Recorded data —
________
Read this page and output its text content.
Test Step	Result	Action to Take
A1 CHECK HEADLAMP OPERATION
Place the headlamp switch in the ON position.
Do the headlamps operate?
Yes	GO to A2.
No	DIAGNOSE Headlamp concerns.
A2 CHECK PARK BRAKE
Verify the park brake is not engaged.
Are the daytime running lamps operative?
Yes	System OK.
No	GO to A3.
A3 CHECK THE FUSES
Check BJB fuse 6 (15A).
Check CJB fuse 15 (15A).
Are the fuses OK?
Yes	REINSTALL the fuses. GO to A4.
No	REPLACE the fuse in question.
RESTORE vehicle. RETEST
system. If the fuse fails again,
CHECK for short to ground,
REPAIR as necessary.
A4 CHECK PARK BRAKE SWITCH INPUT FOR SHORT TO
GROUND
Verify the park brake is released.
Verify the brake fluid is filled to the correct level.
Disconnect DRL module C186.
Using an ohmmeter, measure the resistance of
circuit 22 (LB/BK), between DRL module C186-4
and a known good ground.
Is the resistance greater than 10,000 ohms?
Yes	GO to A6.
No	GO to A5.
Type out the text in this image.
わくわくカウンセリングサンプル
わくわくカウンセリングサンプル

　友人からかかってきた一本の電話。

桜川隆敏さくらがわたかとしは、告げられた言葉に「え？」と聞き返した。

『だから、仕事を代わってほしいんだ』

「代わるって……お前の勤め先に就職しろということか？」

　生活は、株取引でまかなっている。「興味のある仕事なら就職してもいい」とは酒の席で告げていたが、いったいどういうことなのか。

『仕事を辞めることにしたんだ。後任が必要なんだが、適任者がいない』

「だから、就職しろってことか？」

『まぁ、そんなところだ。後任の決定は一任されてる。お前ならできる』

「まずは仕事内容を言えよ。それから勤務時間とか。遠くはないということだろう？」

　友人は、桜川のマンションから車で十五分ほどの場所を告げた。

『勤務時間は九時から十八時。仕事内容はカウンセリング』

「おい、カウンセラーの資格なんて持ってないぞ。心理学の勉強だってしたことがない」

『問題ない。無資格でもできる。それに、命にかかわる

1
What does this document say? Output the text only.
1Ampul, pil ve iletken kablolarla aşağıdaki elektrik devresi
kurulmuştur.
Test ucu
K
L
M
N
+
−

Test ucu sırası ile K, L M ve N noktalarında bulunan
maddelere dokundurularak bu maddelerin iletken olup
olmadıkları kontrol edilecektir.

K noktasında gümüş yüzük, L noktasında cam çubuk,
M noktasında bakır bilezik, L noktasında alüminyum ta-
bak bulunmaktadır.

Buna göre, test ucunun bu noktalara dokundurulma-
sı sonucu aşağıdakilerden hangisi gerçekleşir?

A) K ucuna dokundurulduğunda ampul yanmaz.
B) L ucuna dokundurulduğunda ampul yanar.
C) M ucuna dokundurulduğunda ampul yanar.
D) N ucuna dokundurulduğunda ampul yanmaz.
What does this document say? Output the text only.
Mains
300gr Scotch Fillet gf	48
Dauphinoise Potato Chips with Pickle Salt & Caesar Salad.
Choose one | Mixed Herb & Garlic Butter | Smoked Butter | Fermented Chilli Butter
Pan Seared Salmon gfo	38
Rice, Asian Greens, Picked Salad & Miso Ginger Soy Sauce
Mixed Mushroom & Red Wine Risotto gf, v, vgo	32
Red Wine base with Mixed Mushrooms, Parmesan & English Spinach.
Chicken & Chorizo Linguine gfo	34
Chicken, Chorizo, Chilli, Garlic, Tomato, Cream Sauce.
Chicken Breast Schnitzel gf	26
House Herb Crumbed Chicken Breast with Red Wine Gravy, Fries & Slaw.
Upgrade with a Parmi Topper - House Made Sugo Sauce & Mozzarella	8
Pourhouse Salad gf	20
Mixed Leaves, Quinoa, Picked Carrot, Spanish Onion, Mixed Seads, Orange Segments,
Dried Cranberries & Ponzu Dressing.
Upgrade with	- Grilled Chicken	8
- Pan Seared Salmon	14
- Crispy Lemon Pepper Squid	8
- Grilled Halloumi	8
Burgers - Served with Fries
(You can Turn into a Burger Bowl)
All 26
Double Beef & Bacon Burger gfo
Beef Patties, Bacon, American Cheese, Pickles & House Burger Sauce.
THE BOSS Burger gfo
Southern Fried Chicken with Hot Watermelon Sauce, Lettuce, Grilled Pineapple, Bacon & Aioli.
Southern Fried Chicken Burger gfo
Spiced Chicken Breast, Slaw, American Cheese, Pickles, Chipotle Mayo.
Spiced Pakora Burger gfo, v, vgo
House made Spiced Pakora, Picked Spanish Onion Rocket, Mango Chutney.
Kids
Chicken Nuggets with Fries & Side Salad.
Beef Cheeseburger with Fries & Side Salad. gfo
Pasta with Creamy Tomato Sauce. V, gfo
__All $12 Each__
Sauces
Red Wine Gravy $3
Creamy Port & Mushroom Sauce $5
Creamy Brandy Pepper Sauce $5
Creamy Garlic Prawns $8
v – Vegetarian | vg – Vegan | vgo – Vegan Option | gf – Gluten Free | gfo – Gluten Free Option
________
Given task —
Extract each line holding the string "Pakora".

Task response —
Spiced Pakora Burger gfo, v, vgo
House made Spiced Pakora, Picked Spanish Onion Rocket, Mango Chutney.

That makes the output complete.